Count every line in the data below where "Projections" occurs, then state that number and nothing more.

─── RECORDS SHOWN ───

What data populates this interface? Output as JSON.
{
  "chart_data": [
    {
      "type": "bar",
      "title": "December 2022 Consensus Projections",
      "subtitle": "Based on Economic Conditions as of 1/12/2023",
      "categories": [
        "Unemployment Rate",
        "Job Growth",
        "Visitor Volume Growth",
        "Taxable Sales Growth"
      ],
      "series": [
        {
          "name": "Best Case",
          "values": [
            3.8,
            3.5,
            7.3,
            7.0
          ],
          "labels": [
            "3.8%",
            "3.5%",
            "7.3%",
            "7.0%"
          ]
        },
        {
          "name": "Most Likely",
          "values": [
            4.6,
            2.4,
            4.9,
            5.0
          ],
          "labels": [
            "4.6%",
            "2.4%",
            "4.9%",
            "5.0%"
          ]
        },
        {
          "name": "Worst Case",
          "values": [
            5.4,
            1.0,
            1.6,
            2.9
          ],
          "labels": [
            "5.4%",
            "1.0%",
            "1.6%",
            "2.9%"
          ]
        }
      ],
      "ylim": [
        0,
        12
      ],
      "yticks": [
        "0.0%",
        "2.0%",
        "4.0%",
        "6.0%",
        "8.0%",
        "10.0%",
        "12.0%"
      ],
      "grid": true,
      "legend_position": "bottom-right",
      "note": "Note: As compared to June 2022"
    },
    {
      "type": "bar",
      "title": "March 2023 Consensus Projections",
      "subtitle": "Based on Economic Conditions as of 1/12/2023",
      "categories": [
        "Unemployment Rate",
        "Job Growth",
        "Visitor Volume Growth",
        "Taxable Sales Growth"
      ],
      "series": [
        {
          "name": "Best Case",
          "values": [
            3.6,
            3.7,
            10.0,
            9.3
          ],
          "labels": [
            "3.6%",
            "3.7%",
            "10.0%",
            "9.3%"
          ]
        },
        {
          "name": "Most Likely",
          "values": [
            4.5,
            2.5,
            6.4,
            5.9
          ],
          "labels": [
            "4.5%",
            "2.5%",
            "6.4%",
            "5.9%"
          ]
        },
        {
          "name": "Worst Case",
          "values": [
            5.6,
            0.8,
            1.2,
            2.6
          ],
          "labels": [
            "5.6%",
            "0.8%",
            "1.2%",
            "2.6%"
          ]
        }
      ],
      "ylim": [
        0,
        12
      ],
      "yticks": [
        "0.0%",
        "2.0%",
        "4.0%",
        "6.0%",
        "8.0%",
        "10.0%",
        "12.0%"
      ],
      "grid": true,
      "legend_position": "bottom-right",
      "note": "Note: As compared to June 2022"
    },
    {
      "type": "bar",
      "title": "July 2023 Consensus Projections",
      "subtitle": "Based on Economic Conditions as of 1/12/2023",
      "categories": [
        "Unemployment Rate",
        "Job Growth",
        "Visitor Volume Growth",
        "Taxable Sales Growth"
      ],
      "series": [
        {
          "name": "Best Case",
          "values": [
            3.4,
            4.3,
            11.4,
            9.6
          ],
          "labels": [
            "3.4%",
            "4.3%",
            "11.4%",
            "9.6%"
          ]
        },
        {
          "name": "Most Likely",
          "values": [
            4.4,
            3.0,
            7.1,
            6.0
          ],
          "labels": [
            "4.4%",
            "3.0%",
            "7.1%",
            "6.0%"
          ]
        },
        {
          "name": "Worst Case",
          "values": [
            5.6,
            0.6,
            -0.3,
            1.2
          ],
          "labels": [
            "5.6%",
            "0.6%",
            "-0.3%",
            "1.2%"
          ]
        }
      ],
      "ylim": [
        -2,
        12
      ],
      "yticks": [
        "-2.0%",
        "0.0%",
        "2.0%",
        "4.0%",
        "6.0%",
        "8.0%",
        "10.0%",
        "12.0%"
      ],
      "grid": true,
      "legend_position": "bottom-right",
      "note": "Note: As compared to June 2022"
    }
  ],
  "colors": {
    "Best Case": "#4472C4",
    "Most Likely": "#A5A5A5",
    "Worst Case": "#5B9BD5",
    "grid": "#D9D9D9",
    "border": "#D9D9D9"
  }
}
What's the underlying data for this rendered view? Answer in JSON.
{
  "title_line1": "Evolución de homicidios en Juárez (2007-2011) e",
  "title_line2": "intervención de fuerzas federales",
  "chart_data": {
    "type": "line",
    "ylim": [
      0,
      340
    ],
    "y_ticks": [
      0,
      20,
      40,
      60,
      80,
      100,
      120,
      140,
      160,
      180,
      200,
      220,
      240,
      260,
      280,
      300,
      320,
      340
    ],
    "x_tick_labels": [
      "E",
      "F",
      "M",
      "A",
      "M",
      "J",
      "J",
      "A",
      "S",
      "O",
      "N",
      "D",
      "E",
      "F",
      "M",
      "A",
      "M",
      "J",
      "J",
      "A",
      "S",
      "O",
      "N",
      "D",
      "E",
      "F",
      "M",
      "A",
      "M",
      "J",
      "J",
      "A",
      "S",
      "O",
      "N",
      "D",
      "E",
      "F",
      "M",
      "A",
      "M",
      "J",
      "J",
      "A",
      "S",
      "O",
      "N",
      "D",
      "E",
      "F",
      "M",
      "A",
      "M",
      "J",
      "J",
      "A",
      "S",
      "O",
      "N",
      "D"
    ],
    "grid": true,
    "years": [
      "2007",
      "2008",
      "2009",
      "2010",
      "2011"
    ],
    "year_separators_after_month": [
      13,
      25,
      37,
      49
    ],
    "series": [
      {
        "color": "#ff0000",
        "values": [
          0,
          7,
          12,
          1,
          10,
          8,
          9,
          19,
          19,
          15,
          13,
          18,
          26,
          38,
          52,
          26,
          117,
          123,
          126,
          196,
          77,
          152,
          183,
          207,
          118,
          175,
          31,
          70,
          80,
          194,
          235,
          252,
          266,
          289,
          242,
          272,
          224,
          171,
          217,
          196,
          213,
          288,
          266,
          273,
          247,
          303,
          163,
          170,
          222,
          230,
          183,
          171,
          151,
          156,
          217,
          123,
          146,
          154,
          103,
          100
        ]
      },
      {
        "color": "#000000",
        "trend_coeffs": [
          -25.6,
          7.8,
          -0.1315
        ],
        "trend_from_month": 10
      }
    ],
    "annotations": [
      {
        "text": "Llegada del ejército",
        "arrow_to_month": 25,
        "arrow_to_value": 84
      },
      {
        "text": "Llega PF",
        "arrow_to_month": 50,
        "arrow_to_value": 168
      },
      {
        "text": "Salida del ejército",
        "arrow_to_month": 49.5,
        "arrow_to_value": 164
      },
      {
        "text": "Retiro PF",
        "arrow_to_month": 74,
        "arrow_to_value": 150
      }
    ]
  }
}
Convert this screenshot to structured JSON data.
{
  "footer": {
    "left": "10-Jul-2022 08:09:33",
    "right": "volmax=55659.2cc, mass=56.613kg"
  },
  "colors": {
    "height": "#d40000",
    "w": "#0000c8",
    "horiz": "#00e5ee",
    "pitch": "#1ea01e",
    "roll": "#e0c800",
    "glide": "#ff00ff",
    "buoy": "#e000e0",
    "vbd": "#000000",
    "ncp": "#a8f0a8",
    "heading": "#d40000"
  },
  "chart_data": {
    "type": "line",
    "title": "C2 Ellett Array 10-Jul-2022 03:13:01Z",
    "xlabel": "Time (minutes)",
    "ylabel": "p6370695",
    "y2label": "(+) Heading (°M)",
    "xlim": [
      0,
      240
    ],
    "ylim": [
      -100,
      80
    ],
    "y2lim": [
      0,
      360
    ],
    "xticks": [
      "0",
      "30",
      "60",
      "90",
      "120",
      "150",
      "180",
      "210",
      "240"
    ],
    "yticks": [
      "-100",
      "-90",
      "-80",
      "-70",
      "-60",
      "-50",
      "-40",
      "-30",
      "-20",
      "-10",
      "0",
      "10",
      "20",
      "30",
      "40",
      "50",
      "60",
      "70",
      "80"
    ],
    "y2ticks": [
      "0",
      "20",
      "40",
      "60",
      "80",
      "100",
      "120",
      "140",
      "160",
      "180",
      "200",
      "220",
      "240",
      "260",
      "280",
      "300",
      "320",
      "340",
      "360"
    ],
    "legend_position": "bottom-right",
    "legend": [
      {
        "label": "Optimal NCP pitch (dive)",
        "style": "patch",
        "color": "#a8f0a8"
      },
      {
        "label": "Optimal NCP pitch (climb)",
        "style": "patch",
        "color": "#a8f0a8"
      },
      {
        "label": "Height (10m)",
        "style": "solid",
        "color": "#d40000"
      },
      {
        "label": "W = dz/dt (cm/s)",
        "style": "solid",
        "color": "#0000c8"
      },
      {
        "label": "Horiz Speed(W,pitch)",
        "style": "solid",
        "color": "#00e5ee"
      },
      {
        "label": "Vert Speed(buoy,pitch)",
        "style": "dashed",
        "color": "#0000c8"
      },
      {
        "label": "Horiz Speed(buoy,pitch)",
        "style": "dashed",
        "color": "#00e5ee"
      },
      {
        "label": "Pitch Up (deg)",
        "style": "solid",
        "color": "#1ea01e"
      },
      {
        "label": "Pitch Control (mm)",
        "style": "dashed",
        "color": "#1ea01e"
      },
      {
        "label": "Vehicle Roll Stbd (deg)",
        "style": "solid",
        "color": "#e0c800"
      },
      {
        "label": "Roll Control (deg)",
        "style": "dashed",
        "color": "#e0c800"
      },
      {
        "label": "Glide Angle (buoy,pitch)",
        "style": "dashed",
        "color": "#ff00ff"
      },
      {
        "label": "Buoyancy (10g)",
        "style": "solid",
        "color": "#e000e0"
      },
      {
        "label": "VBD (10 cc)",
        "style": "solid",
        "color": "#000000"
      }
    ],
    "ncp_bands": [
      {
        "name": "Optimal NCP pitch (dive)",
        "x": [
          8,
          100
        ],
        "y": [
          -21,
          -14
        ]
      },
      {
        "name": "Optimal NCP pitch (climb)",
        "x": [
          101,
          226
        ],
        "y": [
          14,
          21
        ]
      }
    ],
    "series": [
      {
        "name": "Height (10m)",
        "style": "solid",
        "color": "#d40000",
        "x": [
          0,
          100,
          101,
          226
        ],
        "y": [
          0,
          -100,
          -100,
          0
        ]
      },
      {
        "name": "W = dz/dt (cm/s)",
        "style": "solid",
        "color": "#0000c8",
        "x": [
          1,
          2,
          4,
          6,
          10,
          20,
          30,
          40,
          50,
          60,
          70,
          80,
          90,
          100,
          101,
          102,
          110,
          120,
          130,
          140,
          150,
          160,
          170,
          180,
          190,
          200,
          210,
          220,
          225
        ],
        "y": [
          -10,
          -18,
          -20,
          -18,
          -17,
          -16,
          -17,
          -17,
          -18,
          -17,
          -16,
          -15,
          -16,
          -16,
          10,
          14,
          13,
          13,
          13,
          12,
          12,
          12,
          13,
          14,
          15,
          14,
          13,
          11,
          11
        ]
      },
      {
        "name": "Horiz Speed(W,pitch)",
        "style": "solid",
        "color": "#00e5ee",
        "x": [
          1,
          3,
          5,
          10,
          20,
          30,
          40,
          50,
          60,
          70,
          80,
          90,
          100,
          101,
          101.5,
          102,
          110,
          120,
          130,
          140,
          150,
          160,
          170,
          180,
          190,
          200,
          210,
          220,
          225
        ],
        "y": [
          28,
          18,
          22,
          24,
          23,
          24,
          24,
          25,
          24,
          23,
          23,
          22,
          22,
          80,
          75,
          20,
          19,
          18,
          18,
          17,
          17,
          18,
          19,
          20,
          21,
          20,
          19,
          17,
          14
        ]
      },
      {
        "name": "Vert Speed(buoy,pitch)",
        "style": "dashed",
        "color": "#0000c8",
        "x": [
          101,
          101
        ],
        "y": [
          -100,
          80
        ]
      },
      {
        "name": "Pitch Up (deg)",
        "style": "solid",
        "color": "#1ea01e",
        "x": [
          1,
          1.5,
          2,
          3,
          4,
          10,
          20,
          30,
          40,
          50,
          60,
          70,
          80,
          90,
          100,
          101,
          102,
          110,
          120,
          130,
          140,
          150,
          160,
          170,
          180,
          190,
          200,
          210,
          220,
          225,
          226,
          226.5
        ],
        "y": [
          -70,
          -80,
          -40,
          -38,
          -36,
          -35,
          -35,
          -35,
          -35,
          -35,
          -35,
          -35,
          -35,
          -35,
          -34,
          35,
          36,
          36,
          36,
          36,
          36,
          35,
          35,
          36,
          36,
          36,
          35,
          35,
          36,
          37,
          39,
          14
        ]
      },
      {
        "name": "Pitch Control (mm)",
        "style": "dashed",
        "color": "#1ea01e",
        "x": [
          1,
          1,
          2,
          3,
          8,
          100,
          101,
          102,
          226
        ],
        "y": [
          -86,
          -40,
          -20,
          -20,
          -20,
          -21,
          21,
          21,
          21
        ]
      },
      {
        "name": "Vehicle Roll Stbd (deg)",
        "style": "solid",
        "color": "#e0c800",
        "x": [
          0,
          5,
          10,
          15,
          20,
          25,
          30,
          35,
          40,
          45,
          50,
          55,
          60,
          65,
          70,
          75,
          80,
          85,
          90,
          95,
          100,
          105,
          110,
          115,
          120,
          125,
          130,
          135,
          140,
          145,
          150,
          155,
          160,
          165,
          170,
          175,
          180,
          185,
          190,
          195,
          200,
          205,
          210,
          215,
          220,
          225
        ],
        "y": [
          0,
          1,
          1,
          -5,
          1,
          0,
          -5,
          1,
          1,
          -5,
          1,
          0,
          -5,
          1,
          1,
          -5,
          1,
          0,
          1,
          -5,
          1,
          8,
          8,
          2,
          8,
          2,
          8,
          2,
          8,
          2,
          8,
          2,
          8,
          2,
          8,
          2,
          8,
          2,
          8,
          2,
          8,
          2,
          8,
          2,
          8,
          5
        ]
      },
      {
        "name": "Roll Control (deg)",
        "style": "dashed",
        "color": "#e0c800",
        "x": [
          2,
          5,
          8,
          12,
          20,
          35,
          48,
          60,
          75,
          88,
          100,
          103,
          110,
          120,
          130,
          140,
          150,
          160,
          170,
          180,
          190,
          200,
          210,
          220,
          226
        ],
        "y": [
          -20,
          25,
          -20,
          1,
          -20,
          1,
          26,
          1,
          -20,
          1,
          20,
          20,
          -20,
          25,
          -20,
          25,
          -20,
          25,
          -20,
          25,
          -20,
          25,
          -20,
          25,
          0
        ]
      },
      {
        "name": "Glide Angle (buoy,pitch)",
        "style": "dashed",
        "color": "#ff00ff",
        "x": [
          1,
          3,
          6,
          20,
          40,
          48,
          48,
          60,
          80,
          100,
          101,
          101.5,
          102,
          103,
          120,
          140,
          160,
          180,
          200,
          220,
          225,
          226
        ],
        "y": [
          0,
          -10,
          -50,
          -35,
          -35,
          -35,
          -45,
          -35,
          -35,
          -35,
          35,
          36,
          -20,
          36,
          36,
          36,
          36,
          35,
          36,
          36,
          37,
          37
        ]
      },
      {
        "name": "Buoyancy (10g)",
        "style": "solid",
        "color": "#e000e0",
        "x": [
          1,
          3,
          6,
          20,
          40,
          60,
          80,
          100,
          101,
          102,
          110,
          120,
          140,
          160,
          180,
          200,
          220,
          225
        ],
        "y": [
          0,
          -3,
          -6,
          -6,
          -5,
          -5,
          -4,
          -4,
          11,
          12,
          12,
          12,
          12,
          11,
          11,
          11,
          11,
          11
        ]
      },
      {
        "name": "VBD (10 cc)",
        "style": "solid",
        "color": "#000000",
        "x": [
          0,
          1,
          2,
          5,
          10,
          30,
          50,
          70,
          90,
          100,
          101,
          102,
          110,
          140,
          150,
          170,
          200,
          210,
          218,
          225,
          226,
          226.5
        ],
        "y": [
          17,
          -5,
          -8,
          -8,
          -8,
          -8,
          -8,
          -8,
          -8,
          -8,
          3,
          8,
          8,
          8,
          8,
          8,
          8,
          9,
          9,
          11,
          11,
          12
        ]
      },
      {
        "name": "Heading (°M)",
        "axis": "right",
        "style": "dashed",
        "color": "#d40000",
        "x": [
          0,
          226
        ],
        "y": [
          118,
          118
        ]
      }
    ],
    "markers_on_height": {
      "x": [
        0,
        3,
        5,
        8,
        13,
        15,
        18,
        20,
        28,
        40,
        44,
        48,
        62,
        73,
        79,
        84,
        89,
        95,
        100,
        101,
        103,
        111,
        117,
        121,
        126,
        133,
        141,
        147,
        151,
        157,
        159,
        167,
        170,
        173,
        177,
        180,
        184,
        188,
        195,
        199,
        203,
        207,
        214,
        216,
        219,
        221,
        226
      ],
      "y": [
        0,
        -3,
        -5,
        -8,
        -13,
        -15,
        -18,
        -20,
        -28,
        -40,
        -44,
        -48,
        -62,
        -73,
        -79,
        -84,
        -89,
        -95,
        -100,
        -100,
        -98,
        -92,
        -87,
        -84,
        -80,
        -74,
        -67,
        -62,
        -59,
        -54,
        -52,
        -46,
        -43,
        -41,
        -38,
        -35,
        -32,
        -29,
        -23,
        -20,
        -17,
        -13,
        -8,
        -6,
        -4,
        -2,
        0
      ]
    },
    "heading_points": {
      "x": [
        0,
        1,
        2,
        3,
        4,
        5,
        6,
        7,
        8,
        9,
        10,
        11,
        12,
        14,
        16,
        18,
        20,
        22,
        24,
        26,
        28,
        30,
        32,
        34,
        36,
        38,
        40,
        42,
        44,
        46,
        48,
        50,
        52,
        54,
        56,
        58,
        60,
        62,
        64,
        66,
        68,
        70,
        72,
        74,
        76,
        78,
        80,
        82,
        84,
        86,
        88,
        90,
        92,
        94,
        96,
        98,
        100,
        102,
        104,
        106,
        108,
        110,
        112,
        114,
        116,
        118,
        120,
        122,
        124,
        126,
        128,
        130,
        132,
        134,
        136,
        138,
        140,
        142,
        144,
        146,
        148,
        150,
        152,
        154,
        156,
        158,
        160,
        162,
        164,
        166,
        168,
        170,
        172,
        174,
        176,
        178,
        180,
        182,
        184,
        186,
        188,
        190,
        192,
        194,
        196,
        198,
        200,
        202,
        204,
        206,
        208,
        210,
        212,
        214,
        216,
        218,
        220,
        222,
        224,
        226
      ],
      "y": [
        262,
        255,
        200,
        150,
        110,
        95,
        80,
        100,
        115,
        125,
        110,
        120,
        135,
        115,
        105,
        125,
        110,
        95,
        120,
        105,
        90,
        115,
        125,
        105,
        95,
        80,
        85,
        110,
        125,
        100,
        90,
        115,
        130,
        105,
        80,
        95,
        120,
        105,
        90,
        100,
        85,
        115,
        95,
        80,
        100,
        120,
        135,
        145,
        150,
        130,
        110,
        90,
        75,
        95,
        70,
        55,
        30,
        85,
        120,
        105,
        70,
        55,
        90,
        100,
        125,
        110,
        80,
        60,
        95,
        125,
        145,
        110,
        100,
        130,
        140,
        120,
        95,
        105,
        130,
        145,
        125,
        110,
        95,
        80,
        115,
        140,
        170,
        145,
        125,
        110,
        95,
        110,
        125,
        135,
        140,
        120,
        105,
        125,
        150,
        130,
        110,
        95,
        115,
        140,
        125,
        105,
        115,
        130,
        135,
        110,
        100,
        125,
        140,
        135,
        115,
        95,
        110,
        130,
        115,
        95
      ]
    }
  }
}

───

**ANSWER IN FULL:**
3